- _Selected text_
-- -- --
Becoming a doctor and helping people has always been your dream. And now that you’re on the journey to becoming one, you’re considering which branch of medicine you want to pursue further. If treating a variety of health issues, instead of specializing in a particular field strikes your fancy, becoming a general practice doctor or a general practitioner is a good career option for you.

Here, we go over everything you need to know about general practice, what general practitioners do, how long it takes to become a general practitioner, and what kind of training you will need to undergo.

What Do General Practitioners Do?

A general practitioner is a medical doctor who is trained to treat medical conditions across multiple fields. As doctor in primary care, they are the first specialist a patient consults to diagnose an illness. General practitioners have the technical knowledge of a broad range of conditions and, hence, can diagnose and treat many medical conditions. They refer a patient to a specialist if more specialized treatment is required, so they often work alongside other types of doctors, nurses and specialists. General practitioners need to have strong communication skills to clearly explain the medical diagnosis to the patients.

Some general practitioners may become family doctors who treat everyone from infants to the elderly in families. Other general practitioners focus on internal medicine, where they only treat adults. General practitioners also include speciality areas such as paediatrics and geriatrics.

Some general practitioners specialize in hospital medicine, which involves dealing exclusively with inpatients in hospitals. They are trained in handling facilities and equipment that are commonly found in hospitals.

What Training Do General Practitioners Undergo?
-- -- --
- _Required work_
Reproduce the passage above on becoming a general practitioner in full, word for word.
-- -- --
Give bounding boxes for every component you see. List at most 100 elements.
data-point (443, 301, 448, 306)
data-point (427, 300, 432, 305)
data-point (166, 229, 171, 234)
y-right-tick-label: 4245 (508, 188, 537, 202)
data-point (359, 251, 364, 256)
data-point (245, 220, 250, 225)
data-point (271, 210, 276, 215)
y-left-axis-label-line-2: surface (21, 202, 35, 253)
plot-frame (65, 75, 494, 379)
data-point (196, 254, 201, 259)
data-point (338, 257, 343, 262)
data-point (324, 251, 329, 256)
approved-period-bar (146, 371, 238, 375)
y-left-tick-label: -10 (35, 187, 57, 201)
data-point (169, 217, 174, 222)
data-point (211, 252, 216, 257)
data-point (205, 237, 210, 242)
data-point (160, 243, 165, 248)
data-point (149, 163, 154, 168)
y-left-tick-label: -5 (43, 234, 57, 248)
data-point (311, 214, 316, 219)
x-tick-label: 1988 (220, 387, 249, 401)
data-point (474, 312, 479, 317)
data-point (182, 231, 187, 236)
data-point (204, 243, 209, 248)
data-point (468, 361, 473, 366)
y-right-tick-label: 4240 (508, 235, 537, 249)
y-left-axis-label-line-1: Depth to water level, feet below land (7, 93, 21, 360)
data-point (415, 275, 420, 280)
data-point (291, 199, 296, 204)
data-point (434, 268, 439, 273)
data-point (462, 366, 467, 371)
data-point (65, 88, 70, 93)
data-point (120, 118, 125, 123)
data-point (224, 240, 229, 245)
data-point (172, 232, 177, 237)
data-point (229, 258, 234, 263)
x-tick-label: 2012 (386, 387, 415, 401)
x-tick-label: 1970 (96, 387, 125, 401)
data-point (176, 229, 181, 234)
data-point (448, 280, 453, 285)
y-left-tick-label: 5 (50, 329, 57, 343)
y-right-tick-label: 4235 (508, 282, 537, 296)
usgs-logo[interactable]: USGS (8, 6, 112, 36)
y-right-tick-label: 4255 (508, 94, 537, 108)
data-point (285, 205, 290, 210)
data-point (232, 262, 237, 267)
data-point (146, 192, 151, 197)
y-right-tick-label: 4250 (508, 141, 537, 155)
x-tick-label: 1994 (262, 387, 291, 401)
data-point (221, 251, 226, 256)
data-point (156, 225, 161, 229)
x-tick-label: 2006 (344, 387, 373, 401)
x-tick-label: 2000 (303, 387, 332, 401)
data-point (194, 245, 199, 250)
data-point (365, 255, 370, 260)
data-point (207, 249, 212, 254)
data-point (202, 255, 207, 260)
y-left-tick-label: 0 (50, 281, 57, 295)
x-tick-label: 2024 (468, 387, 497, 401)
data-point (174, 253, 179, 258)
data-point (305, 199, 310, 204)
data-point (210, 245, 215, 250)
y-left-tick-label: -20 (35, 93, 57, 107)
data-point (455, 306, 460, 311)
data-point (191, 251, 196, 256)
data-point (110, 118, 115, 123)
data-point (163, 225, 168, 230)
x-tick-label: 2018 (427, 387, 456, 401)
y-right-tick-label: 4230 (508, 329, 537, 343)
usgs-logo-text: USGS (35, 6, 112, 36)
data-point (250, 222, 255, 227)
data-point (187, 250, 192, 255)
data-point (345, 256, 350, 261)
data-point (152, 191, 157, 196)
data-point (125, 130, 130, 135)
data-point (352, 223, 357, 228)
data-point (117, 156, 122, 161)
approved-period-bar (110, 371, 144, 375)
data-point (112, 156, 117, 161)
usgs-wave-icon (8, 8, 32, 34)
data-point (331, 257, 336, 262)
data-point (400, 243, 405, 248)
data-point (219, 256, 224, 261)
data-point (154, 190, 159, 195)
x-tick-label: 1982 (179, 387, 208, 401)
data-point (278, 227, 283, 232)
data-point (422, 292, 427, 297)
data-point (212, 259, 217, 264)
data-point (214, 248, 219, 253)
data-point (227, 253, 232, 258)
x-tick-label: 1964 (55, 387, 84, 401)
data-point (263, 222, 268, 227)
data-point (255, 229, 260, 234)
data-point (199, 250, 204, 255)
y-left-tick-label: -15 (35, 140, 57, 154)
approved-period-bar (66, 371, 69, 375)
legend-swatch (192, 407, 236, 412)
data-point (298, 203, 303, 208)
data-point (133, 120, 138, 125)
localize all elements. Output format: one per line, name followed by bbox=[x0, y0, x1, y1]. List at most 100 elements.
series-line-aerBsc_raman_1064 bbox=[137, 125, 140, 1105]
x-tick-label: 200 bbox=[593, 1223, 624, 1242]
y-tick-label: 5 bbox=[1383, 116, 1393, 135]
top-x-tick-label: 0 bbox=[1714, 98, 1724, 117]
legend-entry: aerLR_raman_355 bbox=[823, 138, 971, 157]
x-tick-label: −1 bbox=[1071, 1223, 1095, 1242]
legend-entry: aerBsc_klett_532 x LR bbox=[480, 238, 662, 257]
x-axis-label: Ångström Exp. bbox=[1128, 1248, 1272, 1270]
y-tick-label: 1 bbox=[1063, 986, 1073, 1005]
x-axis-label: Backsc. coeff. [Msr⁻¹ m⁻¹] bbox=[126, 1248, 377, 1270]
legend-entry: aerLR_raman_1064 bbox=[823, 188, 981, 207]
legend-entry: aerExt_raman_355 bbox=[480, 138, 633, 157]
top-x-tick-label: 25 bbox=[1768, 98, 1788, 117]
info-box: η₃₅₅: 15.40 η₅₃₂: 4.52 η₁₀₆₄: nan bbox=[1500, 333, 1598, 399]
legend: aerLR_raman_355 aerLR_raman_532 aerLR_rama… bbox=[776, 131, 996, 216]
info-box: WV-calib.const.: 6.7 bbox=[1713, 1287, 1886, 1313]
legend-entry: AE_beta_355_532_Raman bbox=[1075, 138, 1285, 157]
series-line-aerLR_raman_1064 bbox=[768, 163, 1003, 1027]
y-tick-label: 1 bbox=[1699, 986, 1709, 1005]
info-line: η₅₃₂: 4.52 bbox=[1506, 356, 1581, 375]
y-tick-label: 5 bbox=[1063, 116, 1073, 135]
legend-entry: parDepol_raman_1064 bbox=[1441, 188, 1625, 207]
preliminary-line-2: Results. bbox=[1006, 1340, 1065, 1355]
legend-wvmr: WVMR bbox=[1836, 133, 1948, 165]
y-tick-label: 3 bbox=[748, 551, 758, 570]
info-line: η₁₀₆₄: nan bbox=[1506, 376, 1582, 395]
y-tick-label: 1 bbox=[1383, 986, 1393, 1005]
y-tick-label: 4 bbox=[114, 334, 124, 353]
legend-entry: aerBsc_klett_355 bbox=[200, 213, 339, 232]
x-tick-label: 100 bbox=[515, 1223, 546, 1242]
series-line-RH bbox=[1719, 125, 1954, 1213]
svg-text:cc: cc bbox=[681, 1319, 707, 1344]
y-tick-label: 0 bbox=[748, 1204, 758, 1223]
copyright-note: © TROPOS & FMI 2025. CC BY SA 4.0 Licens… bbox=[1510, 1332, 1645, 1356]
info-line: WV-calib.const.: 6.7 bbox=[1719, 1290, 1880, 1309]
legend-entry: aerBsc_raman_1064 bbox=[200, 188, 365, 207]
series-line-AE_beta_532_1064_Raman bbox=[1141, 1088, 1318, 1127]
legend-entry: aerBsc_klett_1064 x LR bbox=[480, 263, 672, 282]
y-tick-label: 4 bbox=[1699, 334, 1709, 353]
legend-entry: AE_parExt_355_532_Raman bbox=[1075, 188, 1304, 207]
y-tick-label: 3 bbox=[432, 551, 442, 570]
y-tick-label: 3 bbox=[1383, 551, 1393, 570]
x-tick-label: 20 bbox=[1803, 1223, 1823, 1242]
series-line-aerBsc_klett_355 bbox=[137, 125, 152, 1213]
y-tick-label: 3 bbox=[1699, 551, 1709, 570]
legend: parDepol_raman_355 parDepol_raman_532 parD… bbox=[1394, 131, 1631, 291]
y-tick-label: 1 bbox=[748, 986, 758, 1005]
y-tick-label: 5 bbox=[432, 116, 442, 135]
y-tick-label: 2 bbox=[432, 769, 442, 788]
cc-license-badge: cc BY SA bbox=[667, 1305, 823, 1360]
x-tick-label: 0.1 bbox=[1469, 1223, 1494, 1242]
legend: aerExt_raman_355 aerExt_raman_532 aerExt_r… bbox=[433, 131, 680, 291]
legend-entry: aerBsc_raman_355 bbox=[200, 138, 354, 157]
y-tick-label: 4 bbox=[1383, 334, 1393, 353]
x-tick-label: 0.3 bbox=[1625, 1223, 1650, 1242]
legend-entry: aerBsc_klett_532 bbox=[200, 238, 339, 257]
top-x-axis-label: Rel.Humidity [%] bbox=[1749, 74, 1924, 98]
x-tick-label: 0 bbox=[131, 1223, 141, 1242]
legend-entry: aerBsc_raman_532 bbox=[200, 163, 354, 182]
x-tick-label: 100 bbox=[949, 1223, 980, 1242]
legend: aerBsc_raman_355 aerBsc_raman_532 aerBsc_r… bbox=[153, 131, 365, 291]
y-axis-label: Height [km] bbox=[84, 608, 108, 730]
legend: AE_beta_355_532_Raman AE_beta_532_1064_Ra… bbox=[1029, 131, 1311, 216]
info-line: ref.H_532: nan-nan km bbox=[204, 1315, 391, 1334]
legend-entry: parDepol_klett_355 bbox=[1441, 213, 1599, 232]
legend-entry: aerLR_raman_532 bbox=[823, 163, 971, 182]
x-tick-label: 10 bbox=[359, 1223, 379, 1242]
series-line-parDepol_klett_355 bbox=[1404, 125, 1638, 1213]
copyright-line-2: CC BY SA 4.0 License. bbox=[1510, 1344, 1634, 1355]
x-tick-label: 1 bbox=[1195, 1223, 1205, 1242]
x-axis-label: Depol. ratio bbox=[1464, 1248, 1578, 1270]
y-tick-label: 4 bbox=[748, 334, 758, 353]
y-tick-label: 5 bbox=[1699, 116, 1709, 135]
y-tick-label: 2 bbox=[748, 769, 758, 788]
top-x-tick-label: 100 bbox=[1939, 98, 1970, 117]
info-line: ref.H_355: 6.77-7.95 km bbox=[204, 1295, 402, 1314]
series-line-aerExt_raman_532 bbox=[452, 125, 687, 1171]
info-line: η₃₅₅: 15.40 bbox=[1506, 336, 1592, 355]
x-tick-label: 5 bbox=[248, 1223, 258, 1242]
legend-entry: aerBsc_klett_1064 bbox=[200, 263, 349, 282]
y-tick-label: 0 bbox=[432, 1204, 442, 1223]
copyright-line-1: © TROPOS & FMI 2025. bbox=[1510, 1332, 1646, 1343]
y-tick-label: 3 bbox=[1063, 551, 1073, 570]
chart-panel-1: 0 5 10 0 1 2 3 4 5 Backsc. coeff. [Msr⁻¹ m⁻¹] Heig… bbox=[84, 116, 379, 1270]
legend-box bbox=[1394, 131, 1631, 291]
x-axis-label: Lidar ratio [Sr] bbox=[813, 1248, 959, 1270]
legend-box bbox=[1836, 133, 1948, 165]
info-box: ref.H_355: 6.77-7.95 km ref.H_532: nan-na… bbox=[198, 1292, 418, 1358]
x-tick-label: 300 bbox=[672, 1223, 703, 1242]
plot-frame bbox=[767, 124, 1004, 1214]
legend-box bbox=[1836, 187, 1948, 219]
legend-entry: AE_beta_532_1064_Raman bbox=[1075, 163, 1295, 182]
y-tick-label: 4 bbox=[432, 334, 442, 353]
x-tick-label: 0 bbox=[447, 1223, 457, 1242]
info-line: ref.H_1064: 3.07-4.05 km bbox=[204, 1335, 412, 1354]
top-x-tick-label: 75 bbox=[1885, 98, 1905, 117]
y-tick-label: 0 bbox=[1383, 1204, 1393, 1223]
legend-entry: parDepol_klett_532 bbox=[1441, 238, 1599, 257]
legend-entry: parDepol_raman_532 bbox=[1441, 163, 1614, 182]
-- -- --
- _Task response_
Becoming a doctor and helping people has always been your dream. And now that you’re on the journey to becoming one, you’re considering which branch of medicine you want to pursue further. If treating a variety of health issues, instead of specializing in a particular field strikes your fancy, becoming a general practice doctor or a general practitioner is a good career option for you.

Here, we go over everything you need to know about general practice, what general practitioners do, how long it takes to become a general practitioner, and what kind of training you will need to undergo.

What Do General Practitioners Do?

A general practitioner is a medical doctor who is trained to treat medical conditions across multiple fields. As doctor in primary care, they are the first specialist a patient consults to diagnose an illness. General practitioners have the technical knowledge of a broad range of conditions and, hence, can diagnose and treat many medical conditions. They refer a patient to a specialist if more specialized treatment is required, so they often work alongside other types of doctors, nurses and specialists. General practitioners need to have strong communication skills to clearly explain the medical diagnosis to the patients.

Some general practitioners may become family doctors who treat everyone from infants to the elderly in families. Other general practitioners focus on internal medicine, where they only treat adults. General practitioners also include speciality areas such as paediatrics and geriatrics.

Some general practitioners specialize in hospital medicine, which involves dealing exclusively with inpatients in hospitals. They are trained in handling facilities and equipment that are commonly found in hospitals.

What Training Do General Practitioners Undergo?